• Objectives:
**a.** In the maximum sum circular subarray page, what output is given for the input nums = [5,-3,5]?
**b.** From the maximum sum circular subarray page, copy the passage from "A subarray may" to "maximum sum 3." word for word.

• Document extract:
************
Maximum Sum Circular Subarray

Problem Statement - link #

Given a circular integer array nums of length n, return the maximum possible sum of a non-empty subarray of nums.

A circular array means the end of the array connects to the beginning of the array. Formally, the next element of nums[i] is nums[(i + 1) % n] and the previous element of nums[i] is nums[(i - 1 + n) % n].

A subarray may only include each element of the fixed buffer nums at most once. Formally, for a subarray nums[i], nums[i + 1], …, nums[j], there does not exist i <= k1, k2 <= j with k1 % n == k2 % n.

Examples #

Example 1:

Input: nums = [1,-2,3,-2]
Output: 3
Explanation: Subarray [3] has maximum sum 3.

Example 2:

Input: nums = [5,-3,5]
Output: 10
Explanation: Subarray [5,5] has maximum sum 5 + 5 = 10.

Example 3:

Input: nums = [-3,-2,-3]
Output: -2
Explanation: Subarray [-2] has maximum sum -2.

Constraints #

• n == nums.length
• 1 <= n <= 3 * 10^4
• -3 * 10^4 <= nums[i] <= 3 * 10^4

Solutions #

class Solution {
public:
    int maxSubarraySum(vector<int>& nums) {
        int curSum=nums[0], resSum=nums[0];
        for( int i=1; i<nums.size(); i++ ) {
            curSum = max( nums[i], curSum+nums[i] );
            resSum = max( resSum, curSum );
        }
        return resSum;
    }
    int maxSubarraySumCircular(vector<int>& nums) {
        int linearRes = maxSubarraySum(nums);
        if( linearRes < 0 )
            return linearRes;
        int totalSum = 0;
        for(int &n: nums){
            totalSum += n;
            n *= -1;
        }
        int circularRes = totalSum + maxSubarraySum(nums);
        return max( linearRes, circularRes );
    }
};
************
• Material provided:

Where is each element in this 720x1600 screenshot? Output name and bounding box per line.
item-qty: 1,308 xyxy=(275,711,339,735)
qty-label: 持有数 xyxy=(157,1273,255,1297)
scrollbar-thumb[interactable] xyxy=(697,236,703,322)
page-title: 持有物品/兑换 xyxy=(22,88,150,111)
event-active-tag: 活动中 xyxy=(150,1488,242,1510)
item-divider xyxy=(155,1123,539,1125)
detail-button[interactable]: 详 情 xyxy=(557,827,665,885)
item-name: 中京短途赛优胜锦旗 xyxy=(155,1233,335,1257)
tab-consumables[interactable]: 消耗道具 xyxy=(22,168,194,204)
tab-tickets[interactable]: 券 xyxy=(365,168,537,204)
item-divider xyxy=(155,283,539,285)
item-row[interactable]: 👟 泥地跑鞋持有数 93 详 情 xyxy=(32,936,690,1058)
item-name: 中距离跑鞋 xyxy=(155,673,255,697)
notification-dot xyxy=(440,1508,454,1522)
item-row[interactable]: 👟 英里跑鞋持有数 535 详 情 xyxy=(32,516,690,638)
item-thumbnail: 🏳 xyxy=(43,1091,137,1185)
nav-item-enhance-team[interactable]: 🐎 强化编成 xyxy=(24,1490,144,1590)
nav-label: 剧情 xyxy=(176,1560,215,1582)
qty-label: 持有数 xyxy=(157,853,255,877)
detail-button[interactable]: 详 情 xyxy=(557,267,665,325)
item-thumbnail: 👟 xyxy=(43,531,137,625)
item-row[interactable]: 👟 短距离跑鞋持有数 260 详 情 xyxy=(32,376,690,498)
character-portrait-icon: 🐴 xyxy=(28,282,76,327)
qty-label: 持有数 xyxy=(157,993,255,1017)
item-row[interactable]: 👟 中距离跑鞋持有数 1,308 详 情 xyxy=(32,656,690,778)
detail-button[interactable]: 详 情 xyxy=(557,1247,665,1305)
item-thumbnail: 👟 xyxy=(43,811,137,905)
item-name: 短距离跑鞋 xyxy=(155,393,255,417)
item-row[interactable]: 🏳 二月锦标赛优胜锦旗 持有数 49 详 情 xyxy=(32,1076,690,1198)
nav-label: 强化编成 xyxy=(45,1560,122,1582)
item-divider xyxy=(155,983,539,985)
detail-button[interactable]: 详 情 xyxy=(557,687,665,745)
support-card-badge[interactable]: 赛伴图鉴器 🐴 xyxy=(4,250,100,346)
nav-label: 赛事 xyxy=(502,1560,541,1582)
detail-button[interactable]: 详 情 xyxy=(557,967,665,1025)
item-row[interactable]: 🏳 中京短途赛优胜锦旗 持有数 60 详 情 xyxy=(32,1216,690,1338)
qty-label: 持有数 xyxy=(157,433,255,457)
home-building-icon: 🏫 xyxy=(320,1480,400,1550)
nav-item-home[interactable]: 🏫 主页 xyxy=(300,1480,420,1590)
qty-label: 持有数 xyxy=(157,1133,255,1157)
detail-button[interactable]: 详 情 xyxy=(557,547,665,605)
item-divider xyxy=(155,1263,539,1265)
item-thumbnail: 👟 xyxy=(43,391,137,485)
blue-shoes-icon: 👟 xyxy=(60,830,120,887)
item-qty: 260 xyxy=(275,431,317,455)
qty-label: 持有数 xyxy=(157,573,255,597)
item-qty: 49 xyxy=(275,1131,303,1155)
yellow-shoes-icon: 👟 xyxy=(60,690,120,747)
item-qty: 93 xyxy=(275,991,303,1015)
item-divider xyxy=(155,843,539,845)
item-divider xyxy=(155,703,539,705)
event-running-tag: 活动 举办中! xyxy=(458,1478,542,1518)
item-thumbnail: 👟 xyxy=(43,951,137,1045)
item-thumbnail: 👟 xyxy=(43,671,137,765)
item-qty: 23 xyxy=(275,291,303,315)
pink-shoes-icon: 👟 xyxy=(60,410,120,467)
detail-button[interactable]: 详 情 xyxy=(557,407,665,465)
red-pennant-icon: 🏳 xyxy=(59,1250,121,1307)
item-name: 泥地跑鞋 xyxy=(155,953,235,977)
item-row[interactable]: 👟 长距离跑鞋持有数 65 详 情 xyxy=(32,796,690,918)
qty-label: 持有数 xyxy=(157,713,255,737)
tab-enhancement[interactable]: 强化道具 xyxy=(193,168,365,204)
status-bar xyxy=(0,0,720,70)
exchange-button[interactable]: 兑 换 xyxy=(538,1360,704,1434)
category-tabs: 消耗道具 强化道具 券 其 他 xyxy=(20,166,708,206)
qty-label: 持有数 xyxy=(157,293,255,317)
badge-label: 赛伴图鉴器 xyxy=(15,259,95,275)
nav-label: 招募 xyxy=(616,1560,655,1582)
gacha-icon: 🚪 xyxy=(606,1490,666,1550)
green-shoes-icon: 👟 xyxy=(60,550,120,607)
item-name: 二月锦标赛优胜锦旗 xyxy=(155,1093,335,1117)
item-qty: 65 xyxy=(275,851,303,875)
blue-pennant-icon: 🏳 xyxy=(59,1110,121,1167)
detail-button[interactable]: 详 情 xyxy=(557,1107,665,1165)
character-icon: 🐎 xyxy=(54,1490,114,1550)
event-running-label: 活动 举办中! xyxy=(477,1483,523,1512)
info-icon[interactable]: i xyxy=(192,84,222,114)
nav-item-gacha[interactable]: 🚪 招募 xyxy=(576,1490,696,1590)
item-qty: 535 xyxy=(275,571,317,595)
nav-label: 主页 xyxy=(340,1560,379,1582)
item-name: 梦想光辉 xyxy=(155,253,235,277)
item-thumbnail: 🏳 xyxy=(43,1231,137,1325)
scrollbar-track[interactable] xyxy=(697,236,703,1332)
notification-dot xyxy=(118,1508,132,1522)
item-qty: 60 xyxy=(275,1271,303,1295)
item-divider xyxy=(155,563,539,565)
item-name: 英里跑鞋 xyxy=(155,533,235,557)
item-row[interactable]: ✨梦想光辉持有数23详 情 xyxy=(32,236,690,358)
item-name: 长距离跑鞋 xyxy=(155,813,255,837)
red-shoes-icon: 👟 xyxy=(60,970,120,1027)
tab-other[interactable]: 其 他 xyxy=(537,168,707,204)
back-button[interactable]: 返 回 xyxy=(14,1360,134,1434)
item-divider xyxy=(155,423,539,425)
************
• Answers to each task:
**a.** 10

**b.**
A subarray may only include each element of the fixed buffer nums at most once. Formally, for a subarray nums[i], nums[i + 1], …, nums[j], there does not exist i <= k1, k2 <= j with k1 % n == k2 % n.

Examples #

Example 1:

Input: nums = [1,-2,3,-2]
Output: 3
Explanation: Subarray [3] has maximum sum 3.